Exercise task »
Repeat the records below exactly, leaving out any pictures.

Excerpted data »
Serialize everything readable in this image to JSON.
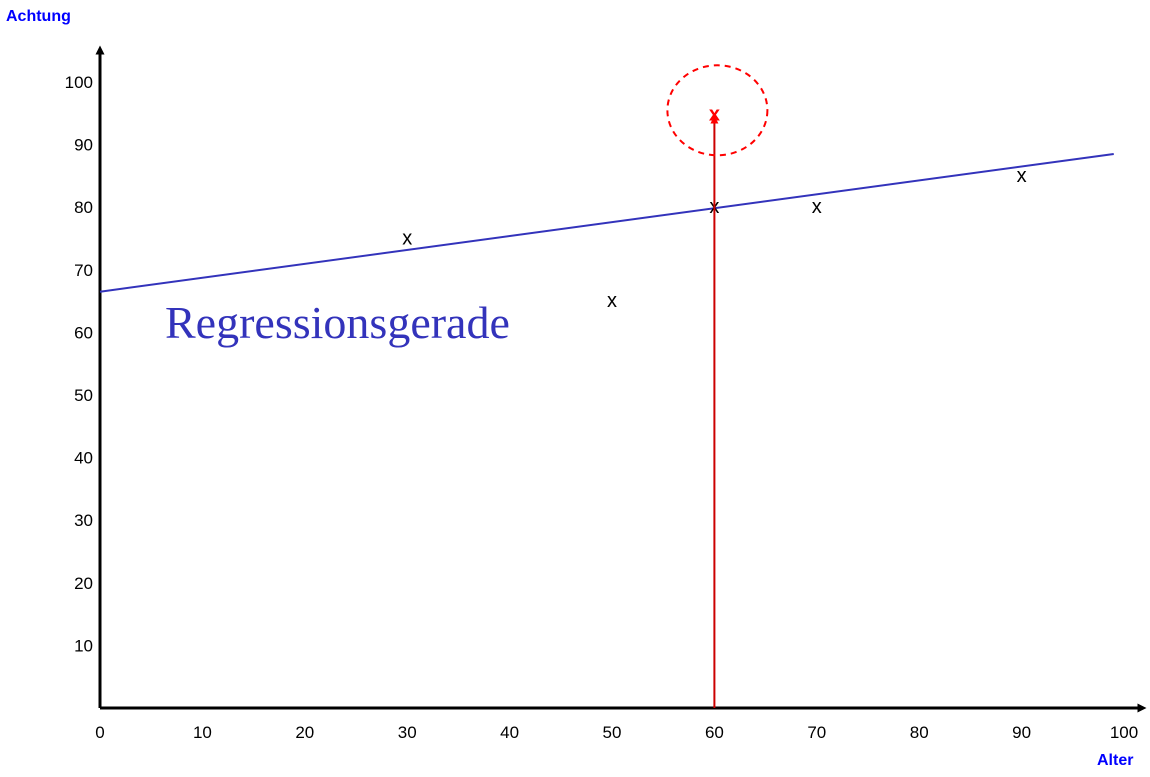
{
  "chart_data": {
    "type": "scatter",
    "title": "",
    "xlabel": "Alter",
    "ylabel": "Achtung",
    "xlim": [
      0,
      100
    ],
    "ylim": [
      0,
      100
    ],
    "x_ticks": [
      0,
      10,
      20,
      30,
      40,
      50,
      60,
      70,
      80,
      90,
      100
    ],
    "y_ticks": [
      10,
      20,
      30,
      40,
      50,
      60,
      70,
      80,
      90,
      100
    ],
    "grid": false,
    "point_marker": "x",
    "series": [
      {
        "values": [
          {
            "x": 30,
            "y": 75
          },
          {
            "x": 50,
            "y": 65
          },
          {
            "x": 60,
            "y": 80
          },
          {
            "x": 70,
            "y": 80
          },
          {
            "x": 90,
            "y": 85
          }
        ]
      }
    ],
    "highlighted_point": {
      "x": 60,
      "y": 95,
      "marker": "x",
      "color": "#ff0000"
    },
    "regression_line": {
      "label": "Regressionsgerade",
      "color": "#3333bb",
      "from": {
        "x": 0,
        "y": 66.5
      },
      "to": {
        "x": 99,
        "y": 88.5
      }
    },
    "arrow": {
      "x": 60,
      "from_y": 0,
      "to_y": 94,
      "color": "#cc0000"
    },
    "colors": {
      "axis": "#000000",
      "axis_title": "#0000ff",
      "points": "#000000",
      "highlight": "#ff0000",
      "circle": "#ff0000"
    }
  }
}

The reply »
Serialize everything readable in this image to JSON.
{
  "chart_data": {
    "type": "scatter",
    "title": "",
    "xlabel": "Alter",
    "ylabel": "Achtung",
    "xlim": [
      0,
      100
    ],
    "ylim": [
      0,
      100
    ],
    "x_ticks": [
      0,
      10,
      20,
      30,
      40,
      50,
      60,
      70,
      80,
      90,
      100
    ],
    "y_ticks": [
      10,
      20,
      30,
      40,
      50,
      60,
      70,
      80,
      90,
      100
    ],
    "grid": false,
    "point_marker": "x",
    "series": [
      {
        "values": [
          {
            "x": 30,
            "y": 75
          },
          {
            "x": 50,
            "y": 65
          },
          {
            "x": 60,
            "y": 80
          },
          {
            "x": 70,
            "y": 80
          },
          {
            "x": 90,
            "y": 85
          }
        ]
      }
    ],
    "highlighted_point": {
      "x": 60,
      "y": 95,
      "marker": "x",
      "color": "#ff0000"
    },
    "regression_line": {
      "label": "Regressionsgerade",
      "color": "#3333bb",
      "from": {
        "x": 0,
        "y": 66.5
      },
      "to": {
        "x": 99,
        "y": 88.5
      }
    },
    "arrow": {
      "x": 60,
      "from_y": 0,
      "to_y": 94,
      "color": "#cc0000"
    },
    "colors": {
      "axis": "#000000",
      "axis_title": "#0000ff",
      "points": "#000000",
      "highlight": "#ff0000",
      "circle": "#ff0000"
    }
  }
}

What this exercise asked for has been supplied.